*Instructions for the task*. Report, as a bare number, how many lines contain the string "prolungato".

— BEGIN —

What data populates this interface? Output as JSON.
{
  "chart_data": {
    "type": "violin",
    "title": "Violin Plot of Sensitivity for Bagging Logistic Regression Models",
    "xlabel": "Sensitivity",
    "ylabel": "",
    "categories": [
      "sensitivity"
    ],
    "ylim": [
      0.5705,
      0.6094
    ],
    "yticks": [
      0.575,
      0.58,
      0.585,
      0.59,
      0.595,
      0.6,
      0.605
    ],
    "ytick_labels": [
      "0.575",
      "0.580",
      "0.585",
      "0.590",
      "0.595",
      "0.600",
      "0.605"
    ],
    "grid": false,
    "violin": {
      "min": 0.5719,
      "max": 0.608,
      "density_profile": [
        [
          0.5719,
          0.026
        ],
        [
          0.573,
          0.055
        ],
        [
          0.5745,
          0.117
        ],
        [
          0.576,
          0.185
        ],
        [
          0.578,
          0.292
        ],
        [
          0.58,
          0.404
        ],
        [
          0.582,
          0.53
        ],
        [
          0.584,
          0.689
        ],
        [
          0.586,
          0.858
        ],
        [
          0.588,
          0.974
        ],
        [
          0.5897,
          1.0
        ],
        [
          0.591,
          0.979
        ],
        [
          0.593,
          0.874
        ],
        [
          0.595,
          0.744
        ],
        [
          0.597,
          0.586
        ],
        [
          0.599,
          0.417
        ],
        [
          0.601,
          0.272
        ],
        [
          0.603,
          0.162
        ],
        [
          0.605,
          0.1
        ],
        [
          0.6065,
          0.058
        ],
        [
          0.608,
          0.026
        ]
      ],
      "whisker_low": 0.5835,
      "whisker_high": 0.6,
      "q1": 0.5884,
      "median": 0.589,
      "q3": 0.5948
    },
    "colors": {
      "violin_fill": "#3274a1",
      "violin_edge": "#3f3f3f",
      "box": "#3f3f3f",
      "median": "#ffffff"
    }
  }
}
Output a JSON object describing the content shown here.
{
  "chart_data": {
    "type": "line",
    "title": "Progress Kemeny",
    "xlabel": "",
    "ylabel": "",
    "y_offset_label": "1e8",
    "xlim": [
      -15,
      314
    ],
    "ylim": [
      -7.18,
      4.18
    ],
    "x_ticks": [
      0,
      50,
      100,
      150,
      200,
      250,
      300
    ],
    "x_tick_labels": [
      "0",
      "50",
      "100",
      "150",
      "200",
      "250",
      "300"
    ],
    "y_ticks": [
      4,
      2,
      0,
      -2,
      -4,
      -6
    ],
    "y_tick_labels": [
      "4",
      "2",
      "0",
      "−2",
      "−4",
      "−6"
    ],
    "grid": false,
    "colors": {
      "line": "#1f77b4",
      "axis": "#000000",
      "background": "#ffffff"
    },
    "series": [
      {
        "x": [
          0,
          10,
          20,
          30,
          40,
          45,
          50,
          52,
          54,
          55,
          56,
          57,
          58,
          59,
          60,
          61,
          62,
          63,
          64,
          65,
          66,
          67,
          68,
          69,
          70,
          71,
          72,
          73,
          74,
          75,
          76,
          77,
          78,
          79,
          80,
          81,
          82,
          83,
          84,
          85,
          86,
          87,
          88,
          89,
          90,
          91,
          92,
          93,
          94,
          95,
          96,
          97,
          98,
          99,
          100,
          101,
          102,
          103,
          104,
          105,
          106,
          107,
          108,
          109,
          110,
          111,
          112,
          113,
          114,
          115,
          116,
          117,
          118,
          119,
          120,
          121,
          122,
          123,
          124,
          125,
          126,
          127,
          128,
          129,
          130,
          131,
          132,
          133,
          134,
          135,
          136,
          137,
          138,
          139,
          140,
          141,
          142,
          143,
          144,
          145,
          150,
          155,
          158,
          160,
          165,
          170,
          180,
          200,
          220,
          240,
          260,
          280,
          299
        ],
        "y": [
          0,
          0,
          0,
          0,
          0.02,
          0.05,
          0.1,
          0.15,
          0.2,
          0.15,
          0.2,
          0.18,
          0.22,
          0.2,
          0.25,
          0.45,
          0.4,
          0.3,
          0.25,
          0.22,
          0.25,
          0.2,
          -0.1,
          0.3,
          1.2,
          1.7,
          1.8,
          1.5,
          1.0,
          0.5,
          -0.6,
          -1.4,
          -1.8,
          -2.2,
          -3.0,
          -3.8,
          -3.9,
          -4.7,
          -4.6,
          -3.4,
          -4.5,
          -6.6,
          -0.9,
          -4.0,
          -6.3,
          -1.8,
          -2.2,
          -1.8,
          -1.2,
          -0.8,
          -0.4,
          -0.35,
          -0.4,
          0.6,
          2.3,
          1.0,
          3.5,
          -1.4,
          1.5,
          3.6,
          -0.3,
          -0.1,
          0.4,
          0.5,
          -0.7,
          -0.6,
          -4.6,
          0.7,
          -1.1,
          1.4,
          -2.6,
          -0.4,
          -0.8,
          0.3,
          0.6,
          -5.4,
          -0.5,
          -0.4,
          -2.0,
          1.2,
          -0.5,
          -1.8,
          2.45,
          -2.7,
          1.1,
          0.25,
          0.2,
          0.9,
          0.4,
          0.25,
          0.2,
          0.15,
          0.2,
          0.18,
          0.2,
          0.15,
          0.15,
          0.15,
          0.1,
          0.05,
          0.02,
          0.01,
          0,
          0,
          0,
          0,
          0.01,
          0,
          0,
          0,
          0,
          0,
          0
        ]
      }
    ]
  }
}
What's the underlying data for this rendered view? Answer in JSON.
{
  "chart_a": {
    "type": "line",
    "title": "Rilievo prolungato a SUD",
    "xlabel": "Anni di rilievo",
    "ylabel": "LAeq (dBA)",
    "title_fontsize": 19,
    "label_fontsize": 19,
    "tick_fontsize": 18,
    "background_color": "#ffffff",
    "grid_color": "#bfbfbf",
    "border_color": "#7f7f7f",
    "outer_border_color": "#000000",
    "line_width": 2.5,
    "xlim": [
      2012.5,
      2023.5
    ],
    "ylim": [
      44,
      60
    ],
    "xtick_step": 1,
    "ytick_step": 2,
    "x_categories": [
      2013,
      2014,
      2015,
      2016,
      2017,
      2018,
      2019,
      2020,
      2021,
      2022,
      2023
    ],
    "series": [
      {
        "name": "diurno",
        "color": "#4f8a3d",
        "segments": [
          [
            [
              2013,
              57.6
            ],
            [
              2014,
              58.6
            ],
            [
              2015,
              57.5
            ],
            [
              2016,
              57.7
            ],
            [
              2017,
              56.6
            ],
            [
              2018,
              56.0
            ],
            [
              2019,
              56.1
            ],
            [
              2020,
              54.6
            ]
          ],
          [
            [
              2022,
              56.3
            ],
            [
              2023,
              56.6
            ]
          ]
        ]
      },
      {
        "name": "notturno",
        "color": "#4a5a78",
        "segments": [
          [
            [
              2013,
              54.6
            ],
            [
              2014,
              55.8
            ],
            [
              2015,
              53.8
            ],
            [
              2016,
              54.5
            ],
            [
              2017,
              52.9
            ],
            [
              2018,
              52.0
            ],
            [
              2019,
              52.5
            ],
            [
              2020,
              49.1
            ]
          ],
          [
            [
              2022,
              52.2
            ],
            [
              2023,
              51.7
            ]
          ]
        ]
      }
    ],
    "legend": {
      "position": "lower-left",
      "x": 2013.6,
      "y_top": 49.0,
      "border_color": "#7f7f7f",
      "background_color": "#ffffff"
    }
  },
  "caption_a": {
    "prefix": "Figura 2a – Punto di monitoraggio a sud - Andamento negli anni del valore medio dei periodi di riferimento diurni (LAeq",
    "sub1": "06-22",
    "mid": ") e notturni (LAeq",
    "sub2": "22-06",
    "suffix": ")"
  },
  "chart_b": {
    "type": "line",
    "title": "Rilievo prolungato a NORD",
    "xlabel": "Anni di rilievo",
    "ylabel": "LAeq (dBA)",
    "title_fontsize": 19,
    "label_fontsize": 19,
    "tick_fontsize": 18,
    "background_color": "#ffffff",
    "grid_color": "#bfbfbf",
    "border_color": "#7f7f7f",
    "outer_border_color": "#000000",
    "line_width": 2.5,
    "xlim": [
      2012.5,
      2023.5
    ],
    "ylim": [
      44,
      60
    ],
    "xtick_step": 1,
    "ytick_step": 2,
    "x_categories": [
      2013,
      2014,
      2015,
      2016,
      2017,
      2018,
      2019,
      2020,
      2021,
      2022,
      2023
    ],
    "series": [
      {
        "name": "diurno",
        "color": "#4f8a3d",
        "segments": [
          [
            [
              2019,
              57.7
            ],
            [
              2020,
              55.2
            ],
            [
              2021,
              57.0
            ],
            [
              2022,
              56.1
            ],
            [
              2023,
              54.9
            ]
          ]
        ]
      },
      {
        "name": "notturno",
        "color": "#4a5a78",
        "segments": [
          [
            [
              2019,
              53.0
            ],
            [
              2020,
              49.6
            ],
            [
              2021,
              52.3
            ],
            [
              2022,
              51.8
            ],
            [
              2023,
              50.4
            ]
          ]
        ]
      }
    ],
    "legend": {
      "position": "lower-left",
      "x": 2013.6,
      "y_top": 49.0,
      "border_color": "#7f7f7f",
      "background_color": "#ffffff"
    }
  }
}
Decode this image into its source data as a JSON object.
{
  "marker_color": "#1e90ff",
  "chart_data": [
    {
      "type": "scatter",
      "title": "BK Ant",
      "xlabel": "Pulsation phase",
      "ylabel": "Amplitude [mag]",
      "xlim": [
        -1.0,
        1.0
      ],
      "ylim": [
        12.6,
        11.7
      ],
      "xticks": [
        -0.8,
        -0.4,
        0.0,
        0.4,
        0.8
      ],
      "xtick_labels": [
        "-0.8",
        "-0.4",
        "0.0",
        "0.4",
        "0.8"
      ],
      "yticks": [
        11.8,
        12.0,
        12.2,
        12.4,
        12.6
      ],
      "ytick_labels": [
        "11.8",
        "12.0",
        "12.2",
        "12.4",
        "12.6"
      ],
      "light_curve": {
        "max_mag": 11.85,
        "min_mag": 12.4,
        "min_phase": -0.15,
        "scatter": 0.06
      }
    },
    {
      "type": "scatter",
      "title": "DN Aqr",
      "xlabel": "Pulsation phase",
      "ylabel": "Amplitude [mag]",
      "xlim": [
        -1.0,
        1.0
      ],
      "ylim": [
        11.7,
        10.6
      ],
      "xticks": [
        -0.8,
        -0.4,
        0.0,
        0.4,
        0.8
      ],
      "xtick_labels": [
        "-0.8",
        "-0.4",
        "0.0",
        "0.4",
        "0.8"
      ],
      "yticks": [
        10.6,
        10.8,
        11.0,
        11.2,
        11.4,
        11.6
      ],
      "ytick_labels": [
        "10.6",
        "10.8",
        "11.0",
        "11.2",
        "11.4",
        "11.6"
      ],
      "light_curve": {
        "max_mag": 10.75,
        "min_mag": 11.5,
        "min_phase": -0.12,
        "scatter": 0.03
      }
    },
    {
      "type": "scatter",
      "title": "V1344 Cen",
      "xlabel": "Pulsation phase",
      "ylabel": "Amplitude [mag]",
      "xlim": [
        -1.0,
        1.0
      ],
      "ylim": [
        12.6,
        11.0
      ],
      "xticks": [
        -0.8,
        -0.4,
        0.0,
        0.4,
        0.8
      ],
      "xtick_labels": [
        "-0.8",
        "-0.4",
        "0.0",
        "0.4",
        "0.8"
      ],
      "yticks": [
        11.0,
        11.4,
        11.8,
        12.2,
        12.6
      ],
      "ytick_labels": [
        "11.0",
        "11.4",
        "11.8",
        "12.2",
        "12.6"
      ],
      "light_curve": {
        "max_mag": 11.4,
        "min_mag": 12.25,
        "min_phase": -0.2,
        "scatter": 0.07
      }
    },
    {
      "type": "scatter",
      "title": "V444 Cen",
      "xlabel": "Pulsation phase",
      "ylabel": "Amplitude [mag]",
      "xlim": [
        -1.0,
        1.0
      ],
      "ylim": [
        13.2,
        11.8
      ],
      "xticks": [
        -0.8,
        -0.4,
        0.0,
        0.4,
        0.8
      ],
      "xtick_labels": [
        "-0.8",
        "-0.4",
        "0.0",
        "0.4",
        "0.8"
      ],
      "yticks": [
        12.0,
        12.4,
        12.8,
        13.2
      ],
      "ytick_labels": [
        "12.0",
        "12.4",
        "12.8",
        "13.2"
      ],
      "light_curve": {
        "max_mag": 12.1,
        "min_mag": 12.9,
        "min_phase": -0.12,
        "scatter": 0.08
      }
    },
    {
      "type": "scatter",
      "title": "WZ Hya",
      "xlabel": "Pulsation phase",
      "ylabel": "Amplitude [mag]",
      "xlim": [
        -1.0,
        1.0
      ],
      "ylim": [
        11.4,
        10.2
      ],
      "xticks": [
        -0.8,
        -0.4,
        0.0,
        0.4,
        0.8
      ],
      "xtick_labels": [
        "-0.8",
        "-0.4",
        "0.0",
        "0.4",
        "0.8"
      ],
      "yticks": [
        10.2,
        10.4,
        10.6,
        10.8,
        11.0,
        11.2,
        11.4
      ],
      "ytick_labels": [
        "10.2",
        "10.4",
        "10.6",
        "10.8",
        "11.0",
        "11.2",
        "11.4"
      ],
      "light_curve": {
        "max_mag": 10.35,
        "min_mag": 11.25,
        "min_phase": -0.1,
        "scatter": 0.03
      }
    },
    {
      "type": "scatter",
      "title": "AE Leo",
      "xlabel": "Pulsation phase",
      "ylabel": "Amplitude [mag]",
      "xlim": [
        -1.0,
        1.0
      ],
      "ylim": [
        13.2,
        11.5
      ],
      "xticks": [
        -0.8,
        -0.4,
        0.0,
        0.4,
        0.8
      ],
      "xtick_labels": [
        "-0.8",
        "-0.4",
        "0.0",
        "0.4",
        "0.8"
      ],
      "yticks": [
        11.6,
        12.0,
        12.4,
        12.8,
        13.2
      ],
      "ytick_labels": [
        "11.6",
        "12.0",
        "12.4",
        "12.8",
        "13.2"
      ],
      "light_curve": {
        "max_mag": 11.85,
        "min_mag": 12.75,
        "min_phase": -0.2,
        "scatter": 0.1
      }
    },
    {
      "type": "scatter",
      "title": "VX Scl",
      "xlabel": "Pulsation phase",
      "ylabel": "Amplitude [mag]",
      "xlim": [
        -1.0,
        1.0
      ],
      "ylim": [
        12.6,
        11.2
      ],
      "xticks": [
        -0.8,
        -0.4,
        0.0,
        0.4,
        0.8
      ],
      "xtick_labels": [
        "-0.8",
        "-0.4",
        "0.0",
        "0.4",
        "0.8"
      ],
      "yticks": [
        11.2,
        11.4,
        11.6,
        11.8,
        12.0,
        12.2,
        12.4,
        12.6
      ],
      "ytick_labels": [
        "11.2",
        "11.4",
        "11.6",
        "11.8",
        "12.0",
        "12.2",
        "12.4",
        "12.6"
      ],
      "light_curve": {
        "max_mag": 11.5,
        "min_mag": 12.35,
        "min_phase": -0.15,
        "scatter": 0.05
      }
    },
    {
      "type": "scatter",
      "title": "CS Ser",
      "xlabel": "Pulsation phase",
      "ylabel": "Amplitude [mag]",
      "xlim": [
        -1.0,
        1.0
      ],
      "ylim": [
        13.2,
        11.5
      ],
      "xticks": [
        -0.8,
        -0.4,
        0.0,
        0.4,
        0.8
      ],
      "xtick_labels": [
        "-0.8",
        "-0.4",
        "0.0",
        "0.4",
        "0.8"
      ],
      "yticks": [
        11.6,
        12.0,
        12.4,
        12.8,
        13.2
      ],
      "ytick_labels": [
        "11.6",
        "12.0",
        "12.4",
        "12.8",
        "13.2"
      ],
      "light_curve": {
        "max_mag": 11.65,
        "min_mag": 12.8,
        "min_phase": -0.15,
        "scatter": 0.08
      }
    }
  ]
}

— END —

*Solution for this problem*. 2